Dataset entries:

⁂

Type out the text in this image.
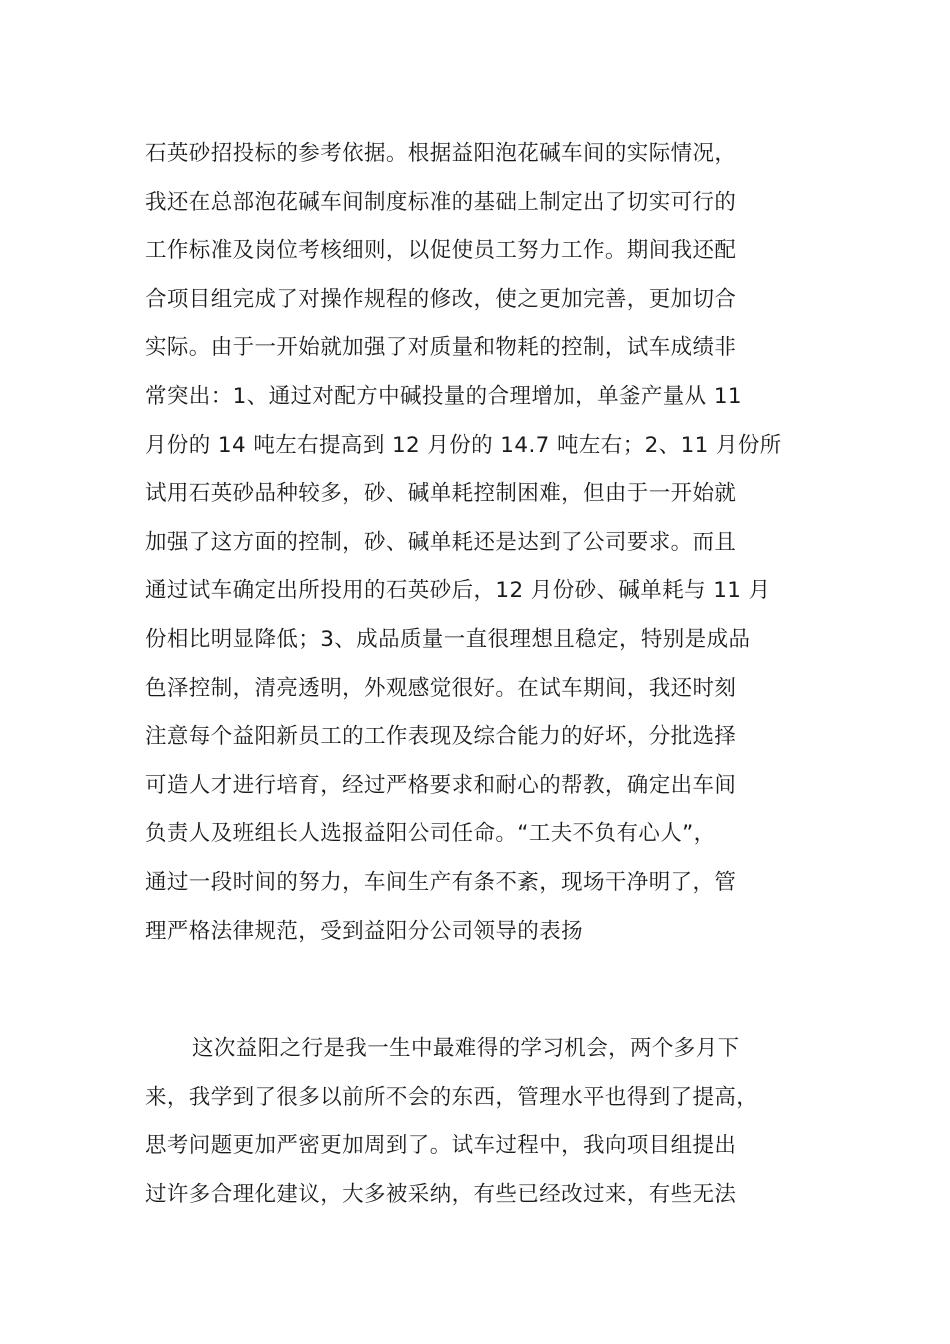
石英砂招投标的参考依据。根据益阳泡花碱车间的实际情况，
我还在总部泡花碱车间制度标准的基础上制定出了切实可行的
工作标准及岗位考核细则，以促使员工努力工作。期间我还配
合项目组完成了对操作规程的修改，使之更加完善，更加切合
实际。由于一开始就加强了对质量和物耗的控制，试车成绩非
常突出：1、通过对配方中碱投量的合理增加，单釜产量从 11
月份的 14 吨左右提高到 12 月份的 14.7 吨左右；2、11 月份所
试用石英砂品种较多，砂、碱单耗控制困难，但由于一开始就
加强了这方面的控制，砂、碱单耗还是达到了公司要求。而且
通过试车确定出所投用的石英砂后，12 月份砂、碱单耗与 11 月
份相比明显降低；3、成品质量一直很理想且稳定，特别是成品
色泽控制，清亮透明，外观感觉很好。在试车期间，我还时刻
注意每个益阳新员工的工作表现及综合能力的好坏，分批选择
可造人才进行培育，经过严格要求和耐心的帮教，确定出车间
负责人及班组长人选报益阳公司任命。“工夫不负有心人”，
通过一段时间的努力，车间生产有条不紊，现场干净明了，管
理严格法律规范，受到益阳分公司领导的表扬
这次益阳之行是我一生中最难得的学习机会，两个多月下
来，我学到了很多以前所不会的东西，管理水平也得到了提高，
思考问题更加严密更加周到了。试车过程中，我向项目组提出
过许多合理化建议，大多被采纳，有些已经改过来，有些无法
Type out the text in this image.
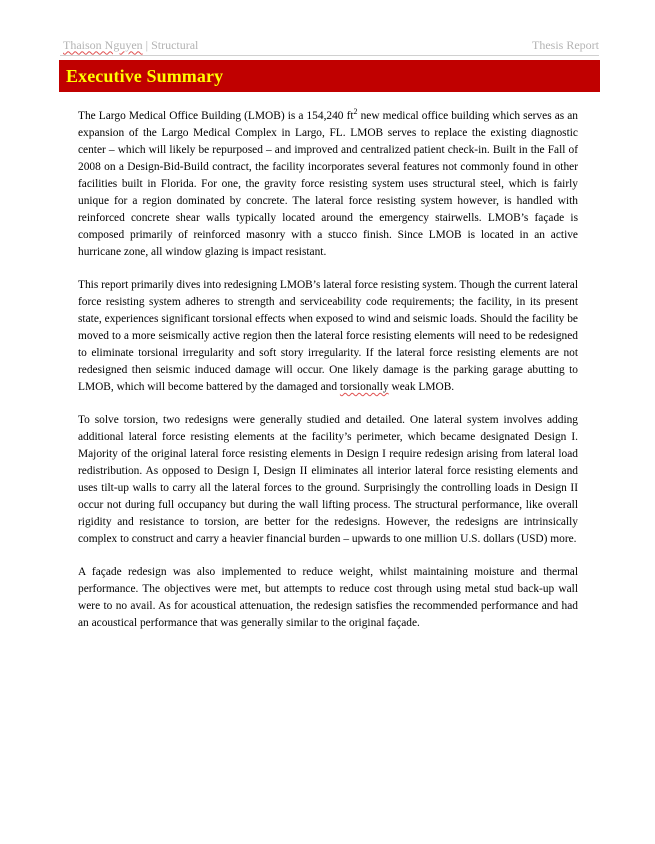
Thaison Nguyen | Structural	Thesis Report
Executive Summary

The Largo Medical Office Building (LMOB) is a 154,240 $ft^2$ new medical office building which serves as an expansion of the Largo Medical Complex in Largo, FL. LMOB serves to replace the existing diagnostic center – which will likely be repurposed – and improved and centralized patient check-in. Built in the Fall of 2008 on a Design-Bid-Build contract, the facility incorporates several features not commonly found in other facilities built in Florida. For one, the gravity force resisting system uses structural steel, which is fairly unique for a region dominated by concrete. The lateral force resisting system however, is handled with reinforced concrete shear walls typically located around the emergency stairwells. LMOB’s façade is composed primarily of reinforced masonry with a stucco finish. Since LMOB is located in an active hurricane zone, all window glazing is impact resistant.

This report primarily dives into redesigning LMOB’s lateral force resisting system. Though the current lateral force resisting system adheres to strength and serviceability code requirements; the facility, in its present state, experiences significant torsional effects when exposed to wind and seismic loads. Should the facility be moved to a more seismically active region then the lateral force resisting elements will need to be redesigned to eliminate torsional irregularity and soft story irregularity. If the lateral force resisting elements are not redesigned then seismic induced damage will occur. One likely damage is the parking garage abutting to LMOB, which will become battered by the damaged and torsionally weak LMOB.

To solve torsion, two redesigns were generally studied and detailed. One lateral system involves adding additional lateral force resisting elements at the facility’s perimeter, which became designated Design I. Majority of the original lateral force resisting elements in Design I require redesign arising from lateral load redistribution. As opposed to Design I, Design II eliminates all interior lateral force resisting elements and uses tilt-up walls to carry all the lateral forces to the ground. Surprisingly the controlling loads in Design II occur not during full occupancy but during the wall lifting process. The structural performance, like overall rigidity and resistance to torsion, are better for the redesigns. However, the redesigns are intrinsically complex to construct and carry a heavier financial burden – upwards to one million U.S. dollars (USD) more.

A façade redesign was also implemented to reduce weight, whilst maintaining moisture and thermal performance. The objectives were met, but attempts to reduce cost through using metal stud back-up wall were to no avail. As for acoustical attenuation, the redesign satisfies the recommended performance and had an acoustical performance that was generally similar to the original façade.
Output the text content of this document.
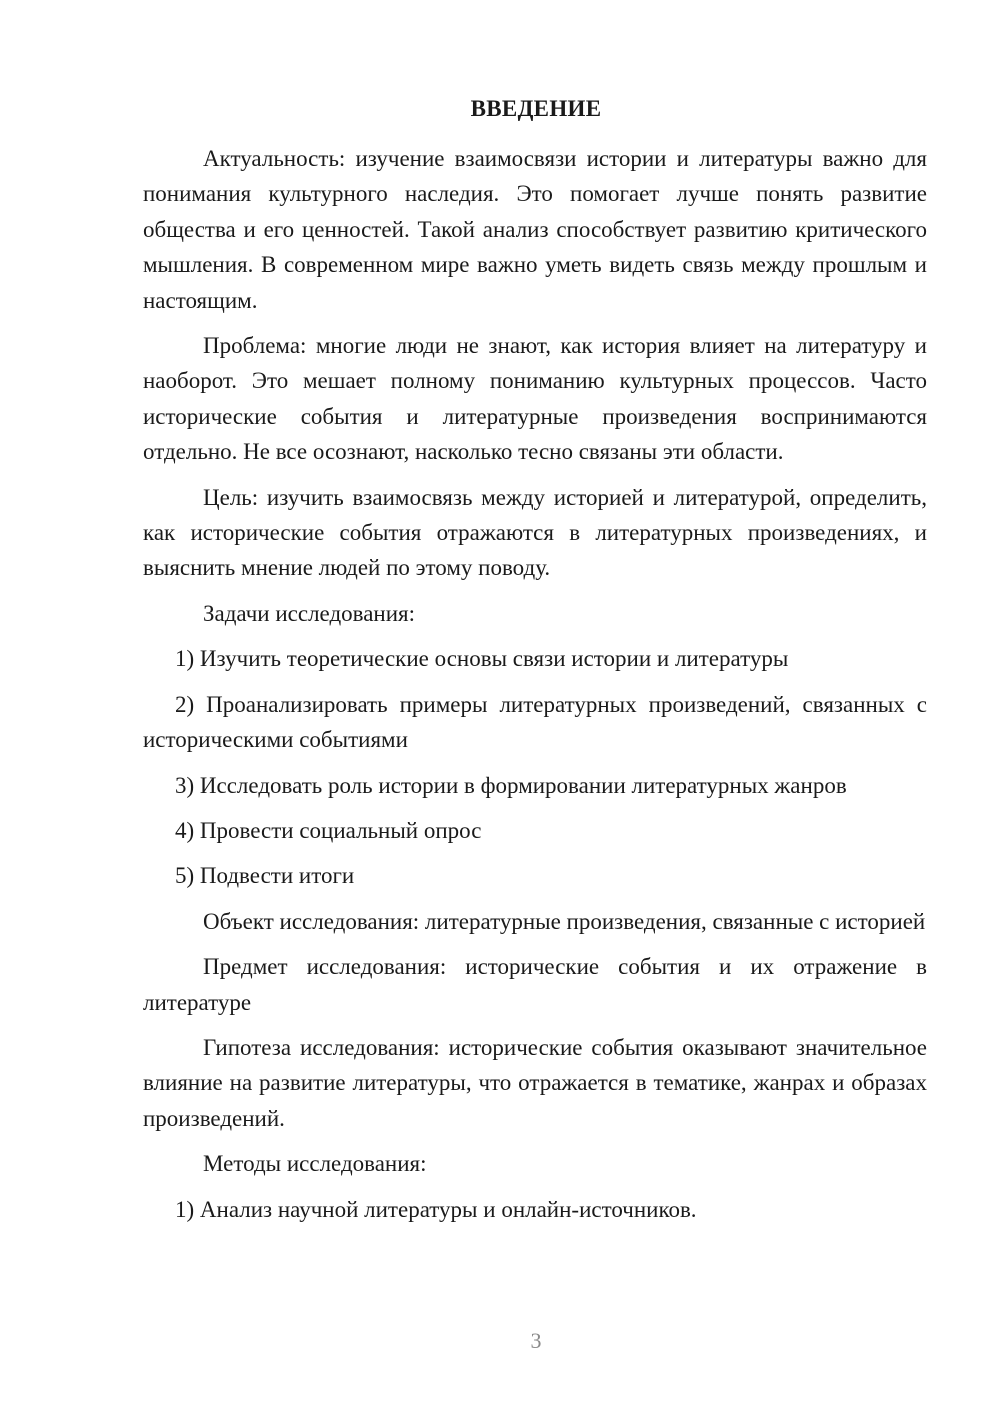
ВВЕДЕНИЕ

Актуальность: изучение взаимосвязи истории и литературы важно для понимания культурного наследия. Это помогает лучше понять развитие общества и его ценностей. Такой анализ способствует развитию критического мышления. В современном мире важно уметь видеть связь между прошлым и настоящим.

Проблема: многие люди не знают, как история влияет на литературу и наоборот. Это мешает полному пониманию культурных процессов. Часто исторические события и литературные произведения воспринимаются отдельно. Не все осознают, насколько тесно связаны эти области.

Цель: изучить взаимосвязь между историей и литературой, определить, как исторические события отражаются в литературных произведениях, и выяснить мнение людей по этому поводу.

Задачи исследования:

1) Изучить теоретические основы связи истории и литературы

2) Проанализировать примеры литературных произведений, связанных с историческими событиями

3) Исследовать роль истории в формировании литературных жанров

4) Провести социальный опрос

5) Подвести итоги

Объект исследования: литературные произведения, связанные с историей

Предмет исследования: исторические события и их отражение в литературе

Гипотеза исследования: исторические события оказывают значительное влияние на развитие литературы, что отражается в тематике, жанрах и образах произведений.

Методы исследования:

1) Анализ научной литературы и онлайн-источников.

3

⁂

What the task requires
Gather all lines of the records that include the word "occur".

Solved exercise
This report primarily dives into redesigning LMOB’s lateral force resisting system. Though the current lateral force resisting system adheres to strength and serviceability code requirements; the facility, in its present state, experiences significant torsional effects when exposed to wind and seismic loads. Should the facility be moved to a more seismically active region then the lateral force resisting elements will need to be redesigned to eliminate torsional irregularity and soft story irregularity. If the lateral force resisting elements are not redesigned then seismic induced damage will occur. One likely damage is the parking garage abutting to LMOB, which will become battered by the damaged and torsionally weak LMOB.
To solve torsion, two redesigns were generally studied and detailed. One lateral system involves adding additional lateral force resisting elements at the facility’s perimeter, which became designated Design I. Majority of the original lateral force resisting elements in Design I require redesign arising from lateral load redistribution. As opposed to Design I, Design II eliminates all interior lateral force resisting elements and uses tilt-up walls to carry all the lateral forces to the ground. Surprisingly the controlling loads in Design II occur not during full occupancy but during the wall lifting process. The structural performance, like overall rigidity and resistance to torsion, are better for the redesigns. However, the redesigns are intrinsically complex to construct and carry a heavier financial burden – upwards to one million U.S. dollars (USD) more.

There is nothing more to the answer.